> **Set task**
The entries that follow should be written out exactly.

> **Exercise material**

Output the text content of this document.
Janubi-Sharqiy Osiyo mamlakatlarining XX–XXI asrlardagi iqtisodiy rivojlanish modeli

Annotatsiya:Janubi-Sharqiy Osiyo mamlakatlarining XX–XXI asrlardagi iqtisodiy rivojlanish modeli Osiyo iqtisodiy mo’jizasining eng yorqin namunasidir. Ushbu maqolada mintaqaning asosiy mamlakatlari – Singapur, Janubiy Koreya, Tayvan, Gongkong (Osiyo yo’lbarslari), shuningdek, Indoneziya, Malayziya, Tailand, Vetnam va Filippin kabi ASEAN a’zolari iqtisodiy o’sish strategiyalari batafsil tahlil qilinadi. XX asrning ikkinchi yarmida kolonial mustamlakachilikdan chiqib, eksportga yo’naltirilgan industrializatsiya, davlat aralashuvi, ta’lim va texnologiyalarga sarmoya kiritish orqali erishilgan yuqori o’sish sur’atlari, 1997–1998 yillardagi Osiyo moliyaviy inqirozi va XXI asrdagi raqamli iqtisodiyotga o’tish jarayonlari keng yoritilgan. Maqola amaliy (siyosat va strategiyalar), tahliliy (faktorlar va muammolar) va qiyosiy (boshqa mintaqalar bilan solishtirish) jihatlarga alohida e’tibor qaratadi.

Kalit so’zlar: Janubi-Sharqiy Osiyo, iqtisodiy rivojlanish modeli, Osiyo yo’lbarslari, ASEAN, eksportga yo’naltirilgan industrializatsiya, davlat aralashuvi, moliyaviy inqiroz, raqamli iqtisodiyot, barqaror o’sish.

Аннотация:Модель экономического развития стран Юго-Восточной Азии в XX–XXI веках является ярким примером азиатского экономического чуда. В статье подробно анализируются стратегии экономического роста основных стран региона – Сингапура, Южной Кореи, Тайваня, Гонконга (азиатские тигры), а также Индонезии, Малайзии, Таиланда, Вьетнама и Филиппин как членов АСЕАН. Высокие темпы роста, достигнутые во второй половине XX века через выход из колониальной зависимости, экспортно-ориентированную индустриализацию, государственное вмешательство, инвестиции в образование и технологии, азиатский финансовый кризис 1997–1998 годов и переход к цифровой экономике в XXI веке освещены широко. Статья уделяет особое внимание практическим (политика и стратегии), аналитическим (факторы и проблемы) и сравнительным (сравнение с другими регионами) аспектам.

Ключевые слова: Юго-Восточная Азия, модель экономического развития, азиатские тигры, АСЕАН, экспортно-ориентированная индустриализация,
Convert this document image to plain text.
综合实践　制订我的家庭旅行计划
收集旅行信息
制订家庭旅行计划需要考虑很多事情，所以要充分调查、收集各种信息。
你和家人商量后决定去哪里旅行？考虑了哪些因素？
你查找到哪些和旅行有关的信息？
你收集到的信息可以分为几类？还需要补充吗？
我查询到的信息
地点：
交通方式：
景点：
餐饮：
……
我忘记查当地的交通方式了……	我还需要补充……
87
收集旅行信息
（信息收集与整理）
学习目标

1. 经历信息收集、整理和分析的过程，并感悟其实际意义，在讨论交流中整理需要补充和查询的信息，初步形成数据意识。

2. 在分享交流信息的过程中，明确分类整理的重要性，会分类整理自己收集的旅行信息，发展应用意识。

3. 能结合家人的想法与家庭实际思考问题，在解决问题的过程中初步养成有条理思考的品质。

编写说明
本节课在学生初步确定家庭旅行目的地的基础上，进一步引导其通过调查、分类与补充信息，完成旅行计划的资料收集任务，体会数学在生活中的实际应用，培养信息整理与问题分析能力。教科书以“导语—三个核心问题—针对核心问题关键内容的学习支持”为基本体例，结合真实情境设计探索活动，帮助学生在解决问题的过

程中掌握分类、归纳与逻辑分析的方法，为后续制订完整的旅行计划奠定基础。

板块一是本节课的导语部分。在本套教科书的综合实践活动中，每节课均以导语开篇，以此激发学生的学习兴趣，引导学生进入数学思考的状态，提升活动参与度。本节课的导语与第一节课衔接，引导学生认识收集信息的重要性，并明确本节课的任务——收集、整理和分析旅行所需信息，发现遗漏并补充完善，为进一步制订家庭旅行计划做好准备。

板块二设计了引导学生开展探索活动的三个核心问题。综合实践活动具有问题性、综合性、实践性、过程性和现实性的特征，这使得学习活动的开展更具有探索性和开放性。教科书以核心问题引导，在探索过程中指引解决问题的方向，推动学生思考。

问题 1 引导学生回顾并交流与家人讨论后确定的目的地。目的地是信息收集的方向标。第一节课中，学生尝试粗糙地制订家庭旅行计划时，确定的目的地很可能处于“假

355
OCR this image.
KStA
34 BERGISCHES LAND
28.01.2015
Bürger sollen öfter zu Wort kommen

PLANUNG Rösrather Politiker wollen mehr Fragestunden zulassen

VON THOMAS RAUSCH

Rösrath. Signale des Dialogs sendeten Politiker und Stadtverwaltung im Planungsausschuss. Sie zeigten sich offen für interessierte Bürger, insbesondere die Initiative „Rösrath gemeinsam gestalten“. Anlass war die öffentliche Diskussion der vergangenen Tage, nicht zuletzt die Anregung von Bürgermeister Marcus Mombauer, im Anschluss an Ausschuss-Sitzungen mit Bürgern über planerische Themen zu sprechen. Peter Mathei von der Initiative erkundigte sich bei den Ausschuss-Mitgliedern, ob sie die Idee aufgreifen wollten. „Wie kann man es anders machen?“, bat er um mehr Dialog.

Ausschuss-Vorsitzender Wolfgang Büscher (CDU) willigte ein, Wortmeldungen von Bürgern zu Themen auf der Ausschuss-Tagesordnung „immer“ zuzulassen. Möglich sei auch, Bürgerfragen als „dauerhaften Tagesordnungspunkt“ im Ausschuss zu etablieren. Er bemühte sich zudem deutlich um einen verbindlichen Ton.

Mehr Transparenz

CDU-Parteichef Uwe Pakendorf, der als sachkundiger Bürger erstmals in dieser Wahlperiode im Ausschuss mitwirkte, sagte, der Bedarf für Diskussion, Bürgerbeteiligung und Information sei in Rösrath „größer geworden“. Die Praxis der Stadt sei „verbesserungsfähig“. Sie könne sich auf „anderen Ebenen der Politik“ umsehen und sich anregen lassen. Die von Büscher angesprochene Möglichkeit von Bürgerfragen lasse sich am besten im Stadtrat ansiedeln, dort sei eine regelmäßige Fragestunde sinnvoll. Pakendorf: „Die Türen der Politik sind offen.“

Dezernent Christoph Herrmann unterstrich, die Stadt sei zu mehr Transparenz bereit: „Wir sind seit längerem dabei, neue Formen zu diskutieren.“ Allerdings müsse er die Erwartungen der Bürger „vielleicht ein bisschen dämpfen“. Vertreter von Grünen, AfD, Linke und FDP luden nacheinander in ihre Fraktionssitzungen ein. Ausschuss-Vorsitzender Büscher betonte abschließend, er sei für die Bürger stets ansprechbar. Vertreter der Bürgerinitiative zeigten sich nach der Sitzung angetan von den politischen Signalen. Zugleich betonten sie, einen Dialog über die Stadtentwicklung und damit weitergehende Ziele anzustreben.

> **Result below**
Output the text content of this document.
Janubi-Sharqiy Osiyo mamlakatlarining XX–XXI asrlardagi iqtisodiy rivojlanish modeli

Annotatsiya:Janubi-Sharqiy Osiyo mamlakatlarining XX–XXI asrlardagi iqtisodiy rivojlanish modeli Osiyo iqtisodiy mo’jizasining eng yorqin namunasidir. Ushbu maqolada mintaqaning asosiy mamlakatlari – Singapur, Janubiy Koreya, Tayvan, Gongkong (Osiyo yo’lbarslari), shuningdek, Indoneziya, Malayziya, Tailand, Vetnam va Filippin kabi ASEAN a’zolari iqtisodiy o’sish strategiyalari batafsil tahlil qilinadi. XX asrning ikkinchi yarmida kolonial mustamlakachilikdan chiqib, eksportga yo’naltirilgan industrializatsiya, davlat aralashuvi, ta’lim va texnologiyalarga sarmoya kiritish orqali erishilgan yuqori o’sish sur’atlari, 1997–1998 yillardagi Osiyo moliyaviy inqirozi va XXI asrdagi raqamli iqtisodiyotga o’tish jarayonlari keng yoritilgan. Maqola amaliy (siyosat va strategiyalar), tahliliy (faktorlar va muammolar) va qiyosiy (boshqa mintaqalar bilan solishtirish) jihatlarga alohida e’tibor qaratadi.

Kalit so’zlar: Janubi-Sharqiy Osiyo, iqtisodiy rivojlanish modeli, Osiyo yo’lbarslari, ASEAN, eksportga yo’naltirilgan industrializatsiya, davlat aralashuvi, moliyaviy inqiroz, raqamli iqtisodiyot, barqaror o’sish.

Аннотация:Модель экономического развития стран Юго-Восточной Азии в XX–XXI веках является ярким примером азиатского экономического чуда. В статье подробно анализируются стратегии экономического роста основных стран региона – Сингапура, Южной Кореи, Тайваня, Гонконга (азиатские тигры), а также Индонезии, Малайзии, Таиланда, Вьетнама и Филиппин как членов АСЕАН. Высокие темпы роста, достигнутые во второй половине XX века через выход из колониальной зависимости, экспортно-ориентированную индустриализацию, государственное вмешательство, инвестиции в образование и технологии, азиатский финансовый кризис 1997–1998 годов и переход к цифровой экономике в XXI веке освещены широко. Статья уделяет особое внимание практическим (политика и стратегии), аналитическим (факторы и проблемы) и сравнительным (сравнение с другими регионами) аспектам.

Ключевые слова: Юго-Восточная Азия, модель экономического развития, азиатские тигры, АСЕАН, экспортно-ориентированная индустриализация,
Convert this document image to plain text.
综合实践　制订我的家庭旅行计划
收集旅行信息
制订家庭旅行计划需要考虑很多事情，所以要充分调查、收集各种信息。
你和家人商量后决定去哪里旅行？考虑了哪些因素？
你查找到哪些和旅行有关的信息？
你收集到的信息可以分为几类？还需要补充吗？
我查询到的信息
地点：
交通方式：
景点：
餐饮：
……
我忘记查当地的交通方式了……	我还需要补充……
87
收集旅行信息
（信息收集与整理）
学习目标

1. 经历信息收集、整理和分析的过程，并感悟其实际意义，在讨论交流中整理需要补充和查询的信息，初步形成数据意识。

2. 在分享交流信息的过程中，明确分类整理的重要性，会分类整理自己收集的旅行信息，发展应用意识。

3. 能结合家人的想法与家庭实际思考问题，在解决问题的过程中初步养成有条理思考的品质。

编写说明
本节课在学生初步确定家庭旅行目的地的基础上，进一步引导其通过调查、分类与补充信息，完成旅行计划的资料收集任务，体会数学在生活中的实际应用，培养信息整理与问题分析能力。教科书以“导语—三个核心问题—针对核心问题关键内容的学习支持”为基本体例，结合真实情境设计探索活动，帮助学生在解决问题的过

程中掌握分类、归纳与逻辑分析的方法，为后续制订完整的旅行计划奠定基础。

板块一是本节课的导语部分。在本套教科书的综合实践活动中，每节课均以导语开篇，以此激发学生的学习兴趣，引导学生进入数学思考的状态，提升活动参与度。本节课的导语与第一节课衔接，引导学生认识收集信息的重要性，并明确本节课的任务——收集、整理和分析旅行所需信息，发现遗漏并补充完善，为进一步制订家庭旅行计划做好准备。

板块二设计了引导学生开展探索活动的三个核心问题。综合实践活动具有问题性、综合性、实践性、过程性和现实性的特征，这使得学习活动的开展更具有探索性和开放性。教科书以核心问题引导，在探索过程中指引解决问题的方向，推动学生思考。

问题 1 引导学生回顾并交流与家人讨论后确定的目的地。目的地是信息收集的方向标。第一节课中，学生尝试粗糙地制订家庭旅行计划时，确定的目的地很可能处于“假

355
OCR this image.
KStA
34 BERGISCHES LAND
28.01.2015
Bürger sollen öfter zu Wort kommen

PLANUNG Rösrather Politiker wollen mehr Fragestunden zulassen

VON THOMAS RAUSCH

Rösrath. Signale des Dialogs sendeten Politiker und Stadtverwaltung im Planungsausschuss. Sie zeigten sich offen für interessierte Bürger, insbesondere die Initiative „Rösrath gemeinsam gestalten“. Anlass war die öffentliche Diskussion der vergangenen Tage, nicht zuletzt die Anregung von Bürgermeister Marcus Mombauer, im Anschluss an Ausschuss-Sitzungen mit Bürgern über planerische Themen zu sprechen. Peter Mathei von der Initiative erkundigte sich bei den Ausschuss-Mitgliedern, ob sie die Idee aufgreifen wollten. „Wie kann man es anders machen?“, bat er um mehr Dialog.

Ausschuss-Vorsitzender Wolfgang Büscher (CDU) willigte ein, Wortmeldungen von Bürgern zu Themen auf der Ausschuss-Tagesordnung „immer“ zuzulassen. Möglich sei auch, Bürgerfragen als „dauerhaften Tagesordnungspunkt“ im Ausschuss zu etablieren. Er bemühte sich zudem deutlich um einen verbindlichen Ton.

Mehr Transparenz

CDU-Parteichef Uwe Pakendorf, der als sachkundiger Bürger erstmals in dieser Wahlperiode im Ausschuss mitwirkte, sagte, der Bedarf für Diskussion, Bürgerbeteiligung und Information sei in Rösrath „größer geworden“. Die Praxis der Stadt sei „verbesserungsfähig“. Sie könne sich auf „anderen Ebenen der Politik“ umsehen und sich anregen lassen. Die von Büscher angesprochene Möglichkeit von Bürgerfragen lasse sich am besten im Stadtrat ansiedeln, dort sei eine regelmäßige Fragestunde sinnvoll. Pakendorf: „Die Türen der Politik sind offen.“

Dezernent Christoph Herrmann unterstrich, die Stadt sei zu mehr Transparenz bereit: „Wir sind seit längerem dabei, neue Formen zu diskutieren.“ Allerdings müsse er die Erwartungen der Bürger „vielleicht ein bisschen dämpfen“. Vertreter von Grünen, AfD, Linke und FDP luden nacheinander in ihre Fraktionssitzungen ein. Ausschuss-Vorsitzender Büscher betonte abschließend, er sei für die Bürger stets ansprechbar. Vertreter der Bürgerinitiative zeigten sich nach der Sitzung angetan von den politischen Signalen. Zugleich betonten sie, einen Dialog über die Stadtentwicklung und damit weitergehende Ziele anzustreben.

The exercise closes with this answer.